▶ REQUIREMENT:
Listed below are entries; give the number of lines among them that include "copyright", and only that number.

▶ Data entries:
****
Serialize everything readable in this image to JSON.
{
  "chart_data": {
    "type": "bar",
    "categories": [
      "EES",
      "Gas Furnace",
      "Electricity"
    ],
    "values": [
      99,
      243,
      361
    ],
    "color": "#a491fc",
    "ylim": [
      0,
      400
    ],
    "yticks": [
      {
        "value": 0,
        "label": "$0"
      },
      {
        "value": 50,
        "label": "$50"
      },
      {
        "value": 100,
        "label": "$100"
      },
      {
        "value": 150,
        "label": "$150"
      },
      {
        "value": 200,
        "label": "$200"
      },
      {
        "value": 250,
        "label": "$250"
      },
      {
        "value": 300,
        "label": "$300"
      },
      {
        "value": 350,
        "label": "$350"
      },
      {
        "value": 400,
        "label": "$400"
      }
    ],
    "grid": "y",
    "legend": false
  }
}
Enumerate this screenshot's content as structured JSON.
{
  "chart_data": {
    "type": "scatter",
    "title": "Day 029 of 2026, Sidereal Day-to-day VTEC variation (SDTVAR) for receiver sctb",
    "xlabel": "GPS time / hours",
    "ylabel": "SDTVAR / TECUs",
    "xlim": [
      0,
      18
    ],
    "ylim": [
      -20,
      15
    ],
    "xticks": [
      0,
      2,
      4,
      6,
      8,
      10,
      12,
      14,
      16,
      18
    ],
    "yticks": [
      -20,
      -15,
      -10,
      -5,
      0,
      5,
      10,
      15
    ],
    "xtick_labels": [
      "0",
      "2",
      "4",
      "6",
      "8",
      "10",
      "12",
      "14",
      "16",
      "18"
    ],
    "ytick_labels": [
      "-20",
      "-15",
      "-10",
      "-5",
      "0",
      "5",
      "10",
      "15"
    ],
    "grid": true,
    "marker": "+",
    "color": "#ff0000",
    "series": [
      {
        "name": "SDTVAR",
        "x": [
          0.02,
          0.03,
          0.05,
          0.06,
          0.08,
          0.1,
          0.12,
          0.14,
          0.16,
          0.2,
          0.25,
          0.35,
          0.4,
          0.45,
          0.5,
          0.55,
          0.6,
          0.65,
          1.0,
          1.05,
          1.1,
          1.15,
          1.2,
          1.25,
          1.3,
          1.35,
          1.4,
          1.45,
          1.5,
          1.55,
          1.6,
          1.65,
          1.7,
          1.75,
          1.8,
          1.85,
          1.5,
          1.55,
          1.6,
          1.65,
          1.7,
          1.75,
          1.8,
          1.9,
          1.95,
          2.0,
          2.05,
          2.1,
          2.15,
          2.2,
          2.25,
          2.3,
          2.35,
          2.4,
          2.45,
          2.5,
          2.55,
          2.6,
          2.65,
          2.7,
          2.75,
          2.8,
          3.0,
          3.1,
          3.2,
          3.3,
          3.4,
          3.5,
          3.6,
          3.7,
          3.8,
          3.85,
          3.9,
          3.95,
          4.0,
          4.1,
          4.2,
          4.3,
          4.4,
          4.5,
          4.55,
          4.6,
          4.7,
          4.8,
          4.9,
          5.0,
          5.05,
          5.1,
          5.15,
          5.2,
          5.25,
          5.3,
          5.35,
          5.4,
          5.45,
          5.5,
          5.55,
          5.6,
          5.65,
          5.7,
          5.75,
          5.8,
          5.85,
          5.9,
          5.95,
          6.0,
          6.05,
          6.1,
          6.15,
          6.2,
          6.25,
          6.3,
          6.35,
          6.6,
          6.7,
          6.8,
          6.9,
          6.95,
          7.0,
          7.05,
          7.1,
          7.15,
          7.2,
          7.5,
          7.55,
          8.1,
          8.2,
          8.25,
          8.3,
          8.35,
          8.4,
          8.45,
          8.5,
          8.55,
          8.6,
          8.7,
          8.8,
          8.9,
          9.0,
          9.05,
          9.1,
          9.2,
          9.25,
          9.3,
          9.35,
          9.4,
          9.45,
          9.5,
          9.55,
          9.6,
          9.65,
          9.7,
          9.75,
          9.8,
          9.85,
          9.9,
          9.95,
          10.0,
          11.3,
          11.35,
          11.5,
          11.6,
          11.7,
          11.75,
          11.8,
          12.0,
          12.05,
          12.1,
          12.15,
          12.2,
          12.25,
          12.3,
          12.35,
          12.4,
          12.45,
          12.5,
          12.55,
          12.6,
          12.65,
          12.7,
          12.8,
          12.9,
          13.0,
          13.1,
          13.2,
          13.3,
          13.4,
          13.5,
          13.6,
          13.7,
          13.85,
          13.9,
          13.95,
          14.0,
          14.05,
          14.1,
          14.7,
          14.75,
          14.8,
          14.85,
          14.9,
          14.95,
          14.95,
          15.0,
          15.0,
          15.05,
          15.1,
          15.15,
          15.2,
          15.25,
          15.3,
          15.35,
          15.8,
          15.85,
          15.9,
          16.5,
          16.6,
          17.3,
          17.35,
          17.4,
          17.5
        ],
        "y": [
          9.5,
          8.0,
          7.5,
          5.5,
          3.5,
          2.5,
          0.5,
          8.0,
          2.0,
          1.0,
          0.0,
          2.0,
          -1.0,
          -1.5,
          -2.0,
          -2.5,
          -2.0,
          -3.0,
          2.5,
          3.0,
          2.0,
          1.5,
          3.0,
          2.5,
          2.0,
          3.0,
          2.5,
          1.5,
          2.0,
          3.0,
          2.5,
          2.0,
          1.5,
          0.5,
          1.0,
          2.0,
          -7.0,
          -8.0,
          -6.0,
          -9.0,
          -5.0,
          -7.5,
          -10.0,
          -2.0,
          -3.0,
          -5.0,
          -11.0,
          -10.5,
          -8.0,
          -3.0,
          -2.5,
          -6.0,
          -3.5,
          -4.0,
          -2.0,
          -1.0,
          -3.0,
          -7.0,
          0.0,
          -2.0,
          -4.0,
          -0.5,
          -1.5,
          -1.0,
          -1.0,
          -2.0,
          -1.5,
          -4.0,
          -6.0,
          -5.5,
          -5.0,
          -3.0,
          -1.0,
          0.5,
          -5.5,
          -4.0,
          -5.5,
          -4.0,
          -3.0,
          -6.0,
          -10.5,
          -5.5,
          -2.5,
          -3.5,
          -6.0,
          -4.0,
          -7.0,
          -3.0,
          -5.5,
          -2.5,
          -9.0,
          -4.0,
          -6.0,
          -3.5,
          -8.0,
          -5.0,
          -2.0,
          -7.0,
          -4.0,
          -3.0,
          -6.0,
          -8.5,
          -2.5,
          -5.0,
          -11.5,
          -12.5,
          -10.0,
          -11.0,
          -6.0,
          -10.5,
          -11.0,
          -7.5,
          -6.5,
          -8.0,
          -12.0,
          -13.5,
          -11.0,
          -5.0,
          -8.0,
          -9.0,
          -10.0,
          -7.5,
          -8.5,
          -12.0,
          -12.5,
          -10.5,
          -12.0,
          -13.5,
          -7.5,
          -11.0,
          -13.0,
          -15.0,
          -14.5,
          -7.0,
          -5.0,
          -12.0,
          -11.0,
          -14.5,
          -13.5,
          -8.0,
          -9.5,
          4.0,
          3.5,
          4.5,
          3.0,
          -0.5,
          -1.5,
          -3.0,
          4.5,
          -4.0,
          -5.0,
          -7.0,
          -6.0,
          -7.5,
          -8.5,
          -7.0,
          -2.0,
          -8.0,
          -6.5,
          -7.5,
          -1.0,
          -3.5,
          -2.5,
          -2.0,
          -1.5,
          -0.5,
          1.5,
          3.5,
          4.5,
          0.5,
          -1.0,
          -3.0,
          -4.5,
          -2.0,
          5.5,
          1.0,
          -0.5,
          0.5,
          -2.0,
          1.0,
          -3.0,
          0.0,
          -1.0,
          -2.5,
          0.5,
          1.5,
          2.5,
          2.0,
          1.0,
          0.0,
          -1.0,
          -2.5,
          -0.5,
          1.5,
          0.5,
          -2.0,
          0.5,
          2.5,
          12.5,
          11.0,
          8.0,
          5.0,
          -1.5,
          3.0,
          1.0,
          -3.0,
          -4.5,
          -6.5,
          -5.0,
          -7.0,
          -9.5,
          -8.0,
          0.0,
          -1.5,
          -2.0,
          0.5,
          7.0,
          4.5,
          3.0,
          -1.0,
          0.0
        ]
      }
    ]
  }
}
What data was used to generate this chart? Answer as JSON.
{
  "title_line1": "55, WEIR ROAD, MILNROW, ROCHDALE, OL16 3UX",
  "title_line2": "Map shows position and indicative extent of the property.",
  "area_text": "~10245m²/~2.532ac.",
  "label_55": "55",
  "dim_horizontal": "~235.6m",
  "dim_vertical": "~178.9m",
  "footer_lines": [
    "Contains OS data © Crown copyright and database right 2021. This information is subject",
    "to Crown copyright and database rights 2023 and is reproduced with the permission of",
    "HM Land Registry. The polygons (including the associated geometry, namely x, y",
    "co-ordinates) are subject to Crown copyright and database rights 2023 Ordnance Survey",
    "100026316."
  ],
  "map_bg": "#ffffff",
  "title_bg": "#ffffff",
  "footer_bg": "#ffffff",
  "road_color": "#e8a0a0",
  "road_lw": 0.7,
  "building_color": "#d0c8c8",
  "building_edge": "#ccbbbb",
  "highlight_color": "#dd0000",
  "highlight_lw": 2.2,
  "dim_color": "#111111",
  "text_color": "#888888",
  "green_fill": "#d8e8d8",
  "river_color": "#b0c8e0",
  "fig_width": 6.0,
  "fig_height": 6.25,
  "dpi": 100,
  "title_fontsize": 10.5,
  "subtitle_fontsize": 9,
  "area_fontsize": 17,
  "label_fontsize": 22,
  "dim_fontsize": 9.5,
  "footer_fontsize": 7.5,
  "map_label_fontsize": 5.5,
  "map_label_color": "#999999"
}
****
▶ EXERCISE ANSWER:
3